* [Given records]
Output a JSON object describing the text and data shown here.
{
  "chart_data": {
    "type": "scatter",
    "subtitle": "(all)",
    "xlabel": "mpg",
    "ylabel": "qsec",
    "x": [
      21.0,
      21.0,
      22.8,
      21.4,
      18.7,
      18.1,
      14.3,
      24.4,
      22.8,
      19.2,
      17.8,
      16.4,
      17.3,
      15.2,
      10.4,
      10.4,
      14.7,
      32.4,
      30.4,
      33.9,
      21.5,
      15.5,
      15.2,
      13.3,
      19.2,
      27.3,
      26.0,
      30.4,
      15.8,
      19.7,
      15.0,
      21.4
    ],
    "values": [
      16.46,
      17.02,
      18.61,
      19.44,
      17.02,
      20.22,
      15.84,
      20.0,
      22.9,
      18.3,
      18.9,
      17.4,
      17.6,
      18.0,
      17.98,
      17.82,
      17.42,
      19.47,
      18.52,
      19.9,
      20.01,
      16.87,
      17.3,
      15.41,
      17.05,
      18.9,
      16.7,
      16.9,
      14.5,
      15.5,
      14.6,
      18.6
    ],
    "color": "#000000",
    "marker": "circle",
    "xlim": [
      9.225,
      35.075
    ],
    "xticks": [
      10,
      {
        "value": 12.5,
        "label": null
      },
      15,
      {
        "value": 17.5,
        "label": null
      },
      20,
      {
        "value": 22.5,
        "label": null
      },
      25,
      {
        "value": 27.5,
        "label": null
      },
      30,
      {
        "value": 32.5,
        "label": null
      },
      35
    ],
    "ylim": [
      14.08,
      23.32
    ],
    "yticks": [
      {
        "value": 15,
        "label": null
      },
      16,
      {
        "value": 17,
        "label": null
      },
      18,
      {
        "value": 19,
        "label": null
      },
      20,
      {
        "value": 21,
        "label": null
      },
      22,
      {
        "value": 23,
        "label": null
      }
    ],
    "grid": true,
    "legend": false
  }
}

* [Stated goal]
Reproduce the data, keeping every line exactly the same.

* [Task solution]
Output a JSON object describing the text and data shown here.
{
  "chart_data": {
    "type": "scatter",
    "subtitle": "(all)",
    "xlabel": "mpg",
    "ylabel": "qsec",
    "x": [
      21.0,
      21.0,
      22.8,
      21.4,
      18.7,
      18.1,
      14.3,
      24.4,
      22.8,
      19.2,
      17.8,
      16.4,
      17.3,
      15.2,
      10.4,
      10.4,
      14.7,
      32.4,
      30.4,
      33.9,
      21.5,
      15.5,
      15.2,
      13.3,
      19.2,
      27.3,
      26.0,
      30.4,
      15.8,
      19.7,
      15.0,
      21.4
    ],
    "values": [
      16.46,
      17.02,
      18.61,
      19.44,
      17.02,
      20.22,
      15.84,
      20.0,
      22.9,
      18.3,
      18.9,
      17.4,
      17.6,
      18.0,
      17.98,
      17.82,
      17.42,
      19.47,
      18.52,
      19.9,
      20.01,
      16.87,
      17.3,
      15.41,
      17.05,
      18.9,
      16.7,
      16.9,
      14.5,
      15.5,
      14.6,
      18.6
    ],
    "color": "#000000",
    "marker": "circle",
    "xlim": [
      9.225,
      35.075
    ],
    "xticks": [
      10,
      {
        "value": 12.5,
        "label": null
      },
      15,
      {
        "value": 17.5,
        "label": null
      },
      20,
      {
        "value": 22.5,
        "label": null
      },
      25,
      {
        "value": 27.5,
        "label": null
      },
      30,
      {
        "value": 32.5,
        "label": null
      },
      35
    ],
    "ylim": [
      14.08,
      23.32
    ],
    "yticks": [
      {
        "value": 15,
        "label": null
      },
      16,
      {
        "value": 17,
        "label": null
      },
      18,
      {
        "value": 19,
        "label": null
      },
      20,
      {
        "value": 21,
        "label": null
      },
      22,
      {
        "value": 23,
        "label": null
      }
    ],
    "grid": true,
    "legend": false
  }
}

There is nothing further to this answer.